▶ **TASK TO CARRY OUT**
Copy the rows word for word, beginning at the one that contains "- option-row: [99, 483, 989, 516]" and stopping after the one that contains "- instr-text: 四个选项中选出最佳选项。: [510, 1176, 770, 1200]".

▶ **INPUT ROWS**
================================

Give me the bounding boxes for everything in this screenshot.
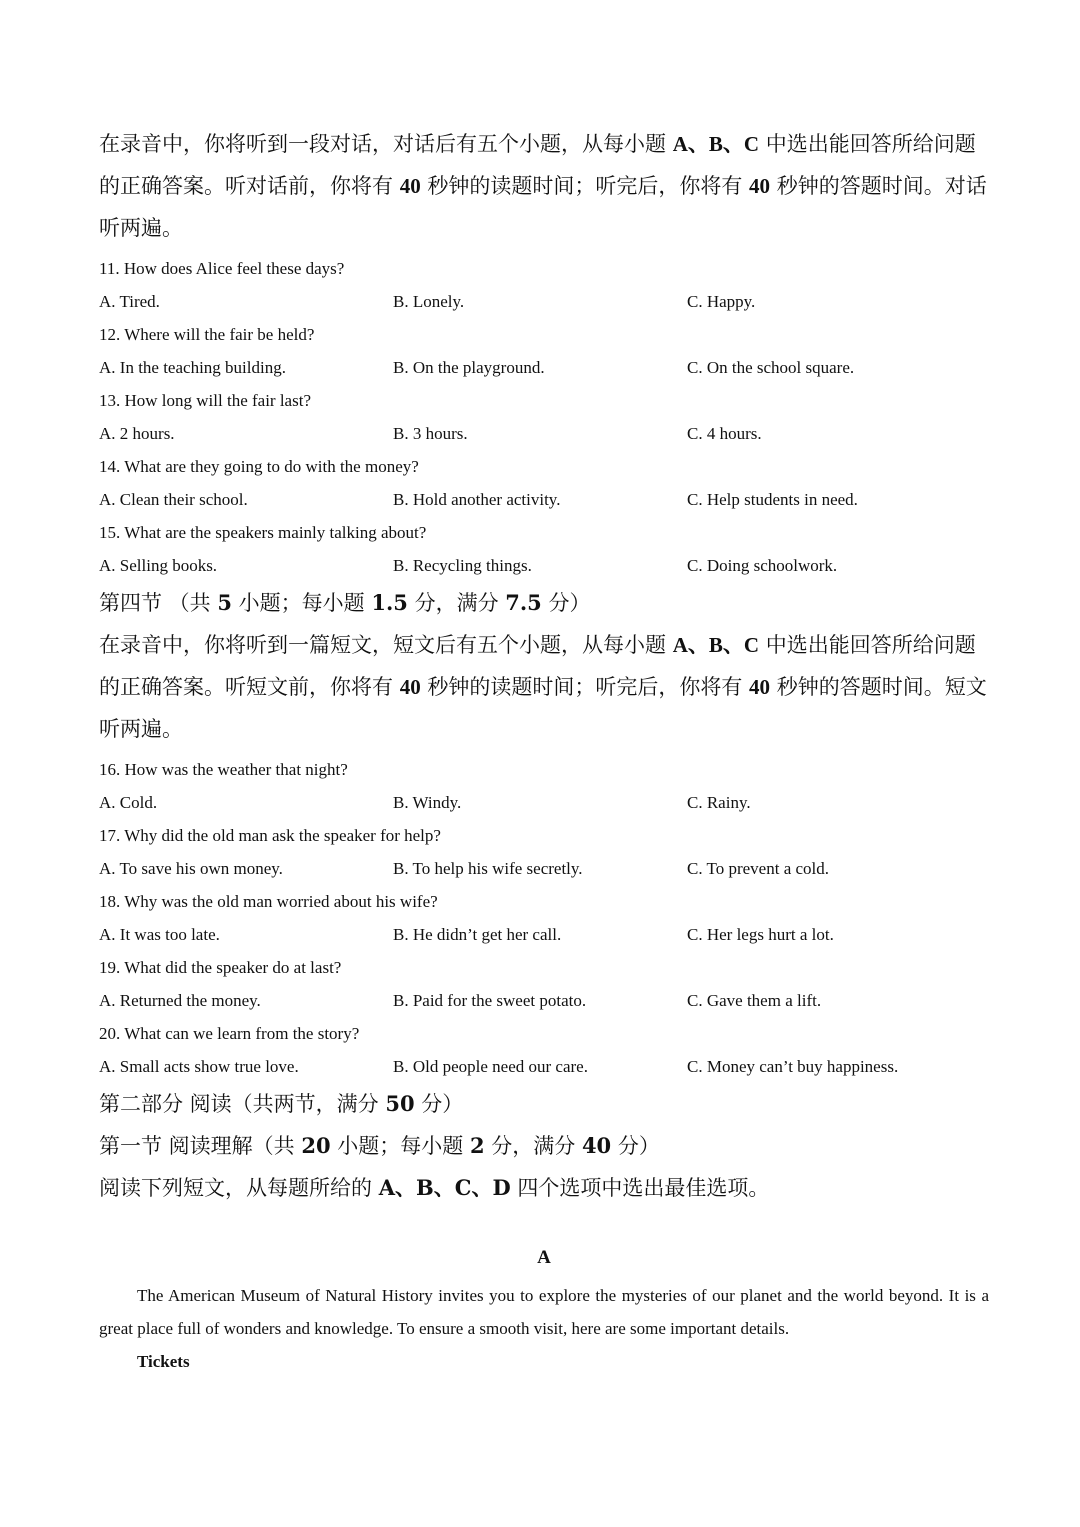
- option-row: [99, 483, 989, 516]
- option-row: [99, 351, 989, 384]
- question-text: 15. What are the speakers mainly talking about?: [99, 523, 427, 542]
- section4-heading: [99, 582, 989, 624]
- instr-text: 四个选项中选出最佳选项。: [510, 1176, 770, 1200]
- passage-paragraph: The American Museum of Natural History invites you to explore the mysteries of our planet and the world beyond. It is a great place full of wonders and knowledge. To ensure a smooth visit, here are some important details.: [99, 1286, 989, 1338]
- option-c: C. Doing schoolwork.: [687, 556, 838, 575]
- instr-text: 秒钟的读题时间；听完后，你将有: [420, 675, 750, 699]
- question-text: 17. Why did the old man ask the speaker for help?: [99, 826, 441, 845]
- option-c: C. Rainy.: [687, 793, 751, 812]
- option-a: A. Cold.: [99, 793, 158, 812]
- option-row: [99, 984, 989, 1017]
- passage-letter: A: [537, 1247, 551, 1268]
- section4-questions: [99, 753, 989, 1083]
- instr-options: A、B、C、D: [378, 1175, 511, 1200]
- section4-instructions: [99, 624, 989, 750]
- instr-text: 中选出能回答所给问题的正确答案。听短文前，你将有: [99, 633, 976, 699]
- option-c: C. On the school square.: [687, 358, 855, 377]
- section3-instructions: [99, 123, 989, 249]
- heading-number: 50: [385, 1091, 415, 1116]
- heading-text: 小题；每小题: [231, 591, 372, 615]
- option-a: A. It was too late.: [99, 925, 220, 944]
- option-row: [99, 1050, 989, 1083]
- option-row: [99, 417, 989, 450]
- option-a: A. Selling books.: [99, 556, 218, 575]
- option-a: A. Small acts show true love.: [99, 1057, 299, 1076]
- option-a: A. 2 hours.: [99, 424, 175, 443]
- instr-text: 秒钟的答题时间。对话听两遍。: [99, 174, 987, 240]
- exam-page: [99, 0, 989, 1378]
- option-row: [99, 786, 989, 819]
- option-row: [99, 918, 989, 951]
- heading-number: 1.5: [371, 590, 408, 615]
- option-b: B. Windy.: [393, 793, 462, 812]
- option-b: B. Paid for the sweet potato.: [393, 991, 587, 1010]
- option-b: B. Recycling things.: [393, 556, 532, 575]
- instr-number: 40: [749, 174, 771, 198]
- option-a: A. Tired.: [99, 292, 160, 311]
- instr-number: 40: [749, 675, 771, 699]
- option-b: B. Lonely.: [393, 292, 465, 311]
- question-text: 18. Why was the old man worried about his wife?: [99, 892, 438, 911]
- tickets-heading: Tickets: [137, 1352, 190, 1371]
- section3-questions: [99, 252, 989, 582]
- heading-number: 7.5: [505, 590, 542, 615]
- heading-number: 20: [301, 1133, 331, 1158]
- heading-text: 分，满分: [407, 591, 506, 615]
- instr-text: 秒钟的读题时间；听完后，你将有: [420, 174, 750, 198]
- option-b: B. To help his wife secretly.: [393, 859, 583, 878]
- instr-number: 40: [399, 174, 421, 198]
- instr-text: 在录音中，你将听到一段对话，对话后有五个小题，从每小题: [99, 132, 673, 156]
- option-c: C. Gave them a lift.: [687, 991, 822, 1010]
- option-b: B. Old people need our care.: [393, 1057, 588, 1076]
- option-b: B. On the playground.: [393, 358, 545, 377]
- option-a: A. Clean their school.: [99, 490, 248, 509]
- option-b: B. 3 hours.: [393, 424, 468, 443]
- instr-text: 阅读下列短文，从每题所给的: [99, 1176, 379, 1200]
- option-a: A. Returned the money.: [99, 991, 261, 1010]
- part2-section1-heading: [99, 1125, 989, 1167]
- heading-text: 第一节 阅读理解（共: [99, 1134, 302, 1158]
- instr-options: A、B、C: [672, 132, 760, 156]
- option-row: [99, 852, 989, 885]
- question-text: 14. What are they going to do with the money?: [99, 457, 419, 476]
- heading-text: 第四节 （共: [99, 591, 218, 615]
- option-c: C. Money can’t buy happiness.: [687, 1057, 899, 1076]
- heading-text: 分）: [611, 1134, 660, 1158]
- part2-instructions: [99, 1167, 989, 1209]
- option-a: A. To save his own money.: [99, 859, 283, 878]
- option-c: C. Her legs hurt a lot.: [687, 925, 834, 944]
- instr-options: A、B、C: [672, 633, 760, 657]
- heading-number: 2: [469, 1133, 485, 1158]
- question-text: 19. What did the speaker do at last?: [99, 958, 342, 977]
- heading-number: 40: [581, 1133, 612, 1158]
- instr-number: 40: [399, 675, 421, 699]
- instr-text: 中选出能回答所给问题的正确答案。听对话前，你将有: [99, 132, 976, 198]
- heading-text: 分）: [541, 591, 591, 615]
- question-text: 13. How long will the fair last?: [99, 391, 311, 410]
- option-c: C. Help students in need.: [687, 490, 858, 509]
- option-c: C. 4 hours.: [687, 424, 762, 443]
- heading-text: 小题；每小题: [330, 1134, 470, 1158]
- heading-text: 第二部分 阅读（共两节，满分: [99, 1092, 386, 1116]
- question-text: 16. How was the weather that night?: [99, 760, 348, 779]
- part2-heading: [99, 1083, 989, 1125]
- option-c: C. Happy.: [687, 292, 756, 311]
- instr-text: 在录音中，你将听到一篇短文，短文后有五个小题，从每小题: [99, 633, 673, 657]
- question-text: 12. Where will the fair be held?: [99, 325, 315, 344]
- heading-number: 5: [217, 590, 232, 615]
- option-row: [99, 549, 989, 582]
- question-text: 20. What can we learn from the story?: [99, 1024, 360, 1043]
- option-b: B. He didn’t get her call.: [393, 925, 562, 944]
- heading-text: 分，满分: [484, 1134, 582, 1158]
- option-row: [99, 285, 989, 318]
- heading-text: 分）: [414, 1092, 464, 1116]
- option-c: C. To prevent a cold.: [687, 859, 830, 878]
- instr-text: 秒钟的答题时间。短文听两遍。: [99, 675, 987, 741]
- option-a: A. In the teaching building.: [99, 358, 286, 377]
- question-text: 11. How does Alice feel these days?: [99, 259, 345, 278]
- option-b: B. Hold another activity.: [393, 490, 561, 509]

================================

▶ **ANSWER BELOW**
- option-row: [99, 483, 989, 516]
- option-row: [99, 351, 989, 384]
- question-text: 15. What are the speakers mainly talking about?: [99, 523, 427, 542]
- section4-heading: [99, 582, 989, 624]
- instr-text: 四个选项中选出最佳选项。: [510, 1176, 770, 1200]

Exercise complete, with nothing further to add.